**WRITTEN TASK**.
Below is a block of records; return all of them exactly, but without the images.

Raw records
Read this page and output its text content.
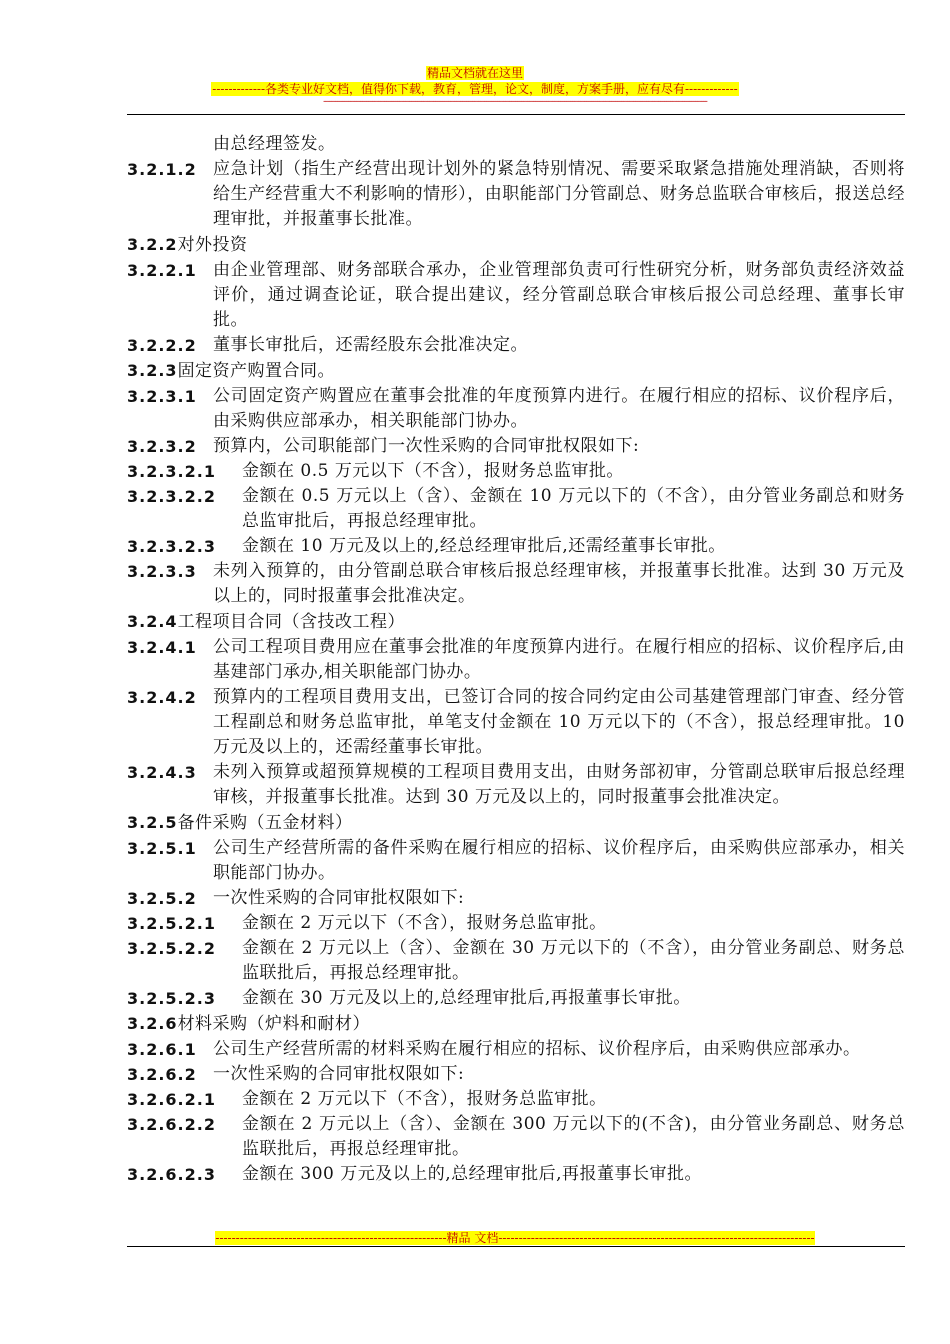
精品文档就在这里
-------------各类专业好文档，值得你下载，教育，管理，论文，制度，方案手册，应有尽有-------------
--------------------------------------------------------------------------------------------------------------------------------------------------------------------------------------------
由总经理签发。
3.2.1.2 应急计划（指生产经营出现计划外的紧急特别情况、需要采取紧急措施处理消缺，否则将给生产经营重大不利影响的情形），由职能部门分管副总、财务总监联合审核后，报送总经理审批，并报董事长批准。
3.2.2对外投资
3.2.2.1 由企业管理部、财务部联合承办，企业管理部负责可行性研究分析，财务部负责经济效益评价，通过调查论证，联合提出建议，经分管副总联合审核后报公司总经理、董事长审批。
3.2.2.2 董事长审批后，还需经股东会批准决定。
3.2.3固定资产购置合同。
3.2.3.1 公司固定资产购置应在董事会批准的年度预算内进行。在履行相应的招标、议价程序后，由采购供应部承办，相关职能部门协办。
3.2.3.2 预算内，公司职能部门一次性采购的合同审批权限如下:
3.2.3.2.1	金额在 0.5 万元以下（不含），报财务总监审批。
3.2.3.2.2	金额在 0.5 万元以上（含）、金额在 10 万元以下的（不含），由分管业务副总和财务总监审批后，再报总经理审批。
3.2.3.2.3	金额在 10 万元及以上的,经总经理审批后,还需经董事长审批。
3.2.3.3 未列入预算的，由分管副总联合审核后报总经理审核，并报董事长批准。达到 30 万元及以上的，同时报董事会批准决定。
3.2.4工程项目合同（含技改工程）
3.2.4.1 公司工程项目费用应在董事会批准的年度预算内进行。在履行相应的招标、议价程序后,由基建部门承办,相关职能部门协办。
3.2.4.2 预算内的工程项目费用支出，已签订合同的按合同约定由公司基建管理部门审查、经分管工程副总和财务总监审批，单笔支付金额在 10 万元以下的（不含），报总经理审批。10 万元及以上的，还需经董事长审批。
3.2.4.3 未列入预算或超预算规模的工程项目费用支出，由财务部初审，分管副总联审后报总经理审核，并报董事长批准。达到 30 万元及以上的，同时报董事会批准决定。
3.2.5备件采购（五金材料）
3.2.5.1 公司生产经营所需的备件采购在履行相应的招标、议价程序后，由采购供应部承办，相关职能部门协办。
3.2.5.2 一次性采购的合同审批权限如下:
3.2.5.2.1	金额在 2 万元以下（不含），报财务总监审批。
3.2.5.2.2	金额在 2 万元以上（含）、金额在 30 万元以下的（不含），由分管业务副总、财务总监联批后，再报总经理审批。
3.2.5.2.3	金额在 30 万元及以上的,总经理审批后,再报董事长审批。
3.2.6材料采购（炉料和耐材）
3.2.6.1 公司生产经营所需的材料采购在履行相应的招标、议价程序后，由采购供应部承办。
3.2.6.2 一次性采购的合同审批权限如下:
3.2.6.2.1	金额在 2 万元以下（不含），报财务总监审批。
3.2.6.2.2	金额在 2 万元以上（含）、金额在 300 万元以下的(不含)，由分管业务副总、财务总监联批后，再报总经理审批。
3.2.6.2.3	金额在 300 万元及以上的,总经理审批后,再报董事长审批。
---------------------------------------------------------精品 文档------------------------------------------------------------------------------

**WORKED ANSWER**.
Read this page and output its text content.
精品文档就在这里
-------------各类专业好文档，值得你下载，教育，管理，论文，制度，方案手册，应有尽有-------------
--------------------------------------------------------------------------------------------------------------------------------------------------------------------------------------------
由总经理签发。
3.2.1.2 应急计划（指生产经营出现计划外的紧急特别情况、需要采取紧急措施处理消缺，否则将给生产经营重大不利影响的情形），由职能部门分管副总、财务总监联合审核后，报送总经理审批，并报董事长批准。
3.2.2对外投资
3.2.2.1 由企业管理部、财务部联合承办，企业管理部负责可行性研究分析，财务部负责经济效益评价，通过调查论证，联合提出建议，经分管副总联合审核后报公司总经理、董事长审批。
3.2.2.2 董事长审批后，还需经股东会批准决定。
3.2.3固定资产购置合同。
3.2.3.1 公司固定资产购置应在董事会批准的年度预算内进行。在履行相应的招标、议价程序后，由采购供应部承办，相关职能部门协办。
3.2.3.2 预算内，公司职能部门一次性采购的合同审批权限如下:
3.2.3.2.1	金额在 0.5 万元以下（不含），报财务总监审批。
3.2.3.2.2	金额在 0.5 万元以上（含）、金额在 10 万元以下的（不含），由分管业务副总和财务总监审批后，再报总经理审批。
3.2.3.2.3	金额在 10 万元及以上的,经总经理审批后,还需经董事长审批。
3.2.3.3 未列入预算的，由分管副总联合审核后报总经理审核，并报董事长批准。达到 30 万元及以上的，同时报董事会批准决定。
3.2.4工程项目合同（含技改工程）
3.2.4.1 公司工程项目费用应在董事会批准的年度预算内进行。在履行相应的招标、议价程序后,由基建部门承办,相关职能部门协办。
3.2.4.2 预算内的工程项目费用支出，已签订合同的按合同约定由公司基建管理部门审查、经分管工程副总和财务总监审批，单笔支付金额在 10 万元以下的（不含），报总经理审批。10 万元及以上的，还需经董事长审批。
3.2.4.3 未列入预算或超预算规模的工程项目费用支出，由财务部初审，分管副总联审后报总经理审核，并报董事长批准。达到 30 万元及以上的，同时报董事会批准决定。
3.2.5备件采购（五金材料）
3.2.5.1 公司生产经营所需的备件采购在履行相应的招标、议价程序后，由采购供应部承办，相关职能部门协办。
3.2.5.2 一次性采购的合同审批权限如下:
3.2.5.2.1	金额在 2 万元以下（不含），报财务总监审批。
3.2.5.2.2	金额在 2 万元以上（含）、金额在 30 万元以下的（不含），由分管业务副总、财务总监联批后，再报总经理审批。
3.2.5.2.3	金额在 30 万元及以上的,总经理审批后,再报董事长审批。
3.2.6材料采购（炉料和耐材）
3.2.6.1 公司生产经营所需的材料采购在履行相应的招标、议价程序后，由采购供应部承办。
3.2.6.2 一次性采购的合同审批权限如下:
3.2.6.2.1	金额在 2 万元以下（不含），报财务总监审批。
3.2.6.2.2	金额在 2 万元以上（含）、金额在 300 万元以下的(不含)，由分管业务副总、财务总监联批后，再报总经理审批。
3.2.6.2.3	金额在 300 万元及以上的,总经理审批后,再报董事长审批。
---------------------------------------------------------精品 文档------------------------------------------------------------------------------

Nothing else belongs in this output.